▶ TASK DETAILS
Copy out all the entries word for word.

=== PROVIDED DATA ===

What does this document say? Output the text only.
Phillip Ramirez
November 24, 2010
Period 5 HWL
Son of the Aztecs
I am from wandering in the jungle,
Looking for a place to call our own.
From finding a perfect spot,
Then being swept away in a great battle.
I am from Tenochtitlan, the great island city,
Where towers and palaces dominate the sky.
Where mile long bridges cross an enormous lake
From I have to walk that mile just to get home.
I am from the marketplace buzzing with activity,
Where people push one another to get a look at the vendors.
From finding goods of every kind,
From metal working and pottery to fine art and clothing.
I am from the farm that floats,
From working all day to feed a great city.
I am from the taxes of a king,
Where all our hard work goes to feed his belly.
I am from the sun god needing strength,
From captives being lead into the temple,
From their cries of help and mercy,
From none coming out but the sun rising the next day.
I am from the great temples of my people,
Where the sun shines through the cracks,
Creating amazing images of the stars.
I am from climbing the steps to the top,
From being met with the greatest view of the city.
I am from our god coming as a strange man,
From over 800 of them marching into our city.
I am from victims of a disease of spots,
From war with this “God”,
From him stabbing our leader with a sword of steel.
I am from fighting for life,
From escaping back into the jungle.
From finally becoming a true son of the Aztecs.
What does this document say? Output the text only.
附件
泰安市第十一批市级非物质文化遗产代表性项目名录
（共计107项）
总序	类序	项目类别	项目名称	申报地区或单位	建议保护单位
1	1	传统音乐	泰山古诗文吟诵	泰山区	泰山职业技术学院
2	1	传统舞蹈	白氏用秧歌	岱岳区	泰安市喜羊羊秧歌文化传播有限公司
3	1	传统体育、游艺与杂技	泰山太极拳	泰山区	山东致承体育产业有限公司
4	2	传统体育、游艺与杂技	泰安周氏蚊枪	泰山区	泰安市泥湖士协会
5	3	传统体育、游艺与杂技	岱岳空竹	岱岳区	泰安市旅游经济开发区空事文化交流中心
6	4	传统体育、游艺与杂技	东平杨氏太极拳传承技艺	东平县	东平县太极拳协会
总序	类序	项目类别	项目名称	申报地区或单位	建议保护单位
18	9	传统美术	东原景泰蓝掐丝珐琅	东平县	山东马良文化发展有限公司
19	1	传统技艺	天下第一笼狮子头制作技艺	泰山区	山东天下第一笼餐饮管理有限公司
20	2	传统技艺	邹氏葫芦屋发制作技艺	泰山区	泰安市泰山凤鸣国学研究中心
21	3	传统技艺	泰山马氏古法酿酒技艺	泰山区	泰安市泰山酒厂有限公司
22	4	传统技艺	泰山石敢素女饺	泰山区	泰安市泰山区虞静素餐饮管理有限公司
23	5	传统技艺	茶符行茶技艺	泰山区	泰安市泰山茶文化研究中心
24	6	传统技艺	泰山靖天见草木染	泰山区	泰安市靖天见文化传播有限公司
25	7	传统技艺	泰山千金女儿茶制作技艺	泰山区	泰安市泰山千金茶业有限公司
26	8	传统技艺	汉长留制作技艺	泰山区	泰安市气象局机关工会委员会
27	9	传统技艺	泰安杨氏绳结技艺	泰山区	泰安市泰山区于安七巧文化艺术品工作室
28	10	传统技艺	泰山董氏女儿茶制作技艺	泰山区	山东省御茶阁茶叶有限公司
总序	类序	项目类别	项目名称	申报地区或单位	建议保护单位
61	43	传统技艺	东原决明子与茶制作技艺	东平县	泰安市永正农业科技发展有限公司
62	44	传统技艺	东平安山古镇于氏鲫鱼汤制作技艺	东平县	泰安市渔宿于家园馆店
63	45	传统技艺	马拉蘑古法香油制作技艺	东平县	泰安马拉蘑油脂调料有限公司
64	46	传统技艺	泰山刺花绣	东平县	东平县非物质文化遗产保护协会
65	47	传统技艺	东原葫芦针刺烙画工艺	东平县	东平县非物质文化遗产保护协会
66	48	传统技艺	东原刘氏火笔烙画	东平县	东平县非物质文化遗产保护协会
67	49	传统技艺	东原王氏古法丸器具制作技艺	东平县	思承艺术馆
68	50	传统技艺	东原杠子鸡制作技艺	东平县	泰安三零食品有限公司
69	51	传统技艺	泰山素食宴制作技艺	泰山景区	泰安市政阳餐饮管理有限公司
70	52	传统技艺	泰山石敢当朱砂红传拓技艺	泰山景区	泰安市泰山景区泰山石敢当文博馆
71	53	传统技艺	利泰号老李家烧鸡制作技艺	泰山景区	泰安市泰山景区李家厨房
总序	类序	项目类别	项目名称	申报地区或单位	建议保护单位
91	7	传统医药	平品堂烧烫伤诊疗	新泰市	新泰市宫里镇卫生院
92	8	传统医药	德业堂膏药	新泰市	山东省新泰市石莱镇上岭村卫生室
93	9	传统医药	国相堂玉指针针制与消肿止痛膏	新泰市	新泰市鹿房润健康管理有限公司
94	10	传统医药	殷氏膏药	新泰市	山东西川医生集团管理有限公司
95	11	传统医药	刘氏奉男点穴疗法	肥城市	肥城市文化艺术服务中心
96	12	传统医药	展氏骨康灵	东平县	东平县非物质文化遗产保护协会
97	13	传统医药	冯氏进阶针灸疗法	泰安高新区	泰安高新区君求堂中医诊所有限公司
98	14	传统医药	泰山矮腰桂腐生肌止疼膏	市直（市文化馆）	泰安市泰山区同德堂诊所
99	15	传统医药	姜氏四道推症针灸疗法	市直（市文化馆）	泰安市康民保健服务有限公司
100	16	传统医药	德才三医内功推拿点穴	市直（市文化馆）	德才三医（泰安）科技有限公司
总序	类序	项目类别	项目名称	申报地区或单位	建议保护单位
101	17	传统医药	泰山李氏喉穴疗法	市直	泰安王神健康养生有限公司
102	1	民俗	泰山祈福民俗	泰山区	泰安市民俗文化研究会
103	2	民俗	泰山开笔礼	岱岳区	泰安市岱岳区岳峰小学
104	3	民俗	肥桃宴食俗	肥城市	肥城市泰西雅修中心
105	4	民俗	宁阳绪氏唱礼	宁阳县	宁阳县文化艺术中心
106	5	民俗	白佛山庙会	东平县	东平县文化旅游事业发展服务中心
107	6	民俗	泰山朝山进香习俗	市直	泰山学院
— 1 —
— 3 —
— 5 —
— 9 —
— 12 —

===

▶ WRITTEN SOLUTION
What does this document say? Output the text only.
Phillip Ramirez
November 24, 2010
Period 5 HWL
Son of the Aztecs
I am from wandering in the jungle,
Looking for a place to call our own.
From finding a perfect spot,
Then being swept away in a great battle.
I am from Tenochtitlan, the great island city,
Where towers and palaces dominate the sky.
Where mile long bridges cross an enormous lake
From I have to walk that mile just to get home.
I am from the marketplace buzzing with activity,
Where people push one another to get a look at the vendors.
From finding goods of every kind,
From metal working and pottery to fine art and clothing.
I am from the farm that floats,
From working all day to feed a great city.
I am from the taxes of a king,
Where all our hard work goes to feed his belly.
I am from the sun god needing strength,
From captives being lead into the temple,
From their cries of help and mercy,
From none coming out but the sun rising the next day.
I am from the great temples of my people,
Where the sun shines through the cracks,
Creating amazing images of the stars.
I am from climbing the steps to the top,
From being met with the greatest view of the city.
I am from our god coming as a strange man,
From over 800 of them marching into our city.
I am from victims of a disease of spots,
From war with this “God”,
From him stabbing our leader with a sword of steel.
I am from fighting for life,
From escaping back into the jungle.
From finally becoming a true son of the Aztecs.
What does this document say? Output the text only.
附件
泰安市第十一批市级非物质文化遗产代表性项目名录
（共计107项）
总序	类序	项目类别	项目名称	申报地区或单位	建议保护单位
1	1	传统音乐	泰山古诗文吟诵	泰山区	泰山职业技术学院
2	1	传统舞蹈	白氏用秧歌	岱岳区	泰安市喜羊羊秧歌文化传播有限公司
3	1	传统体育、游艺与杂技	泰山太极拳	泰山区	山东致承体育产业有限公司
4	2	传统体育、游艺与杂技	泰安周氏蚊枪	泰山区	泰安市泥湖士协会
5	3	传统体育、游艺与杂技	岱岳空竹	岱岳区	泰安市旅游经济开发区空事文化交流中心
6	4	传统体育、游艺与杂技	东平杨氏太极拳传承技艺	东平县	东平县太极拳协会
总序	类序	项目类别	项目名称	申报地区或单位	建议保护单位
18	9	传统美术	东原景泰蓝掐丝珐琅	东平县	山东马良文化发展有限公司
19	1	传统技艺	天下第一笼狮子头制作技艺	泰山区	山东天下第一笼餐饮管理有限公司
20	2	传统技艺	邹氏葫芦屋发制作技艺	泰山区	泰安市泰山凤鸣国学研究中心
21	3	传统技艺	泰山马氏古法酿酒技艺	泰山区	泰安市泰山酒厂有限公司
22	4	传统技艺	泰山石敢素女饺	泰山区	泰安市泰山区虞静素餐饮管理有限公司
23	5	传统技艺	茶符行茶技艺	泰山区	泰安市泰山茶文化研究中心
24	6	传统技艺	泰山靖天见草木染	泰山区	泰安市靖天见文化传播有限公司
25	7	传统技艺	泰山千金女儿茶制作技艺	泰山区	泰安市泰山千金茶业有限公司
26	8	传统技艺	汉长留制作技艺	泰山区	泰安市气象局机关工会委员会
27	9	传统技艺	泰安杨氏绳结技艺	泰山区	泰安市泰山区于安七巧文化艺术品工作室
28	10	传统技艺	泰山董氏女儿茶制作技艺	泰山区	山东省御茶阁茶叶有限公司
总序	类序	项目类别	项目名称	申报地区或单位	建议保护单位
61	43	传统技艺	东原决明子与茶制作技艺	东平县	泰安市永正农业科技发展有限公司
62	44	传统技艺	东平安山古镇于氏鲫鱼汤制作技艺	东平县	泰安市渔宿于家园馆店
63	45	传统技艺	马拉蘑古法香油制作技艺	东平县	泰安马拉蘑油脂调料有限公司
64	46	传统技艺	泰山刺花绣	东平县	东平县非物质文化遗产保护协会
65	47	传统技艺	东原葫芦针刺烙画工艺	东平县	东平县非物质文化遗产保护协会
66	48	传统技艺	东原刘氏火笔烙画	东平县	东平县非物质文化遗产保护协会
67	49	传统技艺	东原王氏古法丸器具制作技艺	东平县	思承艺术馆
68	50	传统技艺	东原杠子鸡制作技艺	东平县	泰安三零食品有限公司
69	51	传统技艺	泰山素食宴制作技艺	泰山景区	泰安市政阳餐饮管理有限公司
70	52	传统技艺	泰山石敢当朱砂红传拓技艺	泰山景区	泰安市泰山景区泰山石敢当文博馆
71	53	传统技艺	利泰号老李家烧鸡制作技艺	泰山景区	泰安市泰山景区李家厨房
总序	类序	项目类别	项目名称	申报地区或单位	建议保护单位
91	7	传统医药	平品堂烧烫伤诊疗	新泰市	新泰市宫里镇卫生院
92	8	传统医药	德业堂膏药	新泰市	山东省新泰市石莱镇上岭村卫生室
93	9	传统医药	国相堂玉指针针制与消肿止痛膏	新泰市	新泰市鹿房润健康管理有限公司
94	10	传统医药	殷氏膏药	新泰市	山东西川医生集团管理有限公司
95	11	传统医药	刘氏奉男点穴疗法	肥城市	肥城市文化艺术服务中心
96	12	传统医药	展氏骨康灵	东平县	东平县非物质文化遗产保护协会
97	13	传统医药	冯氏进阶针灸疗法	泰安高新区	泰安高新区君求堂中医诊所有限公司
98	14	传统医药	泰山矮腰桂腐生肌止疼膏	市直（市文化馆）	泰安市泰山区同德堂诊所
99	15	传统医药	姜氏四道推症针灸疗法	市直（市文化馆）	泰安市康民保健服务有限公司
100	16	传统医药	德才三医内功推拿点穴	市直（市文化馆）	德才三医（泰安）科技有限公司
总序	类序	项目类别	项目名称	申报地区或单位	建议保护单位
101	17	传统医药	泰山李氏喉穴疗法	市直	泰安王神健康养生有限公司
102	1	民俗	泰山祈福民俗	泰山区	泰安市民俗文化研究会
103	2	民俗	泰山开笔礼	岱岳区	泰安市岱岳区岳峰小学
104	3	民俗	肥桃宴食俗	肥城市	肥城市泰西雅修中心
105	4	民俗	宁阳绪氏唱礼	宁阳县	宁阳县文化艺术中心
106	5	民俗	白佛山庙会	东平县	东平县文化旅游事业发展服务中心
107	6	民俗	泰山朝山进香习俗	市直	泰山学院
— 1 —
— 3 —
— 5 —
— 9 —
— 12 —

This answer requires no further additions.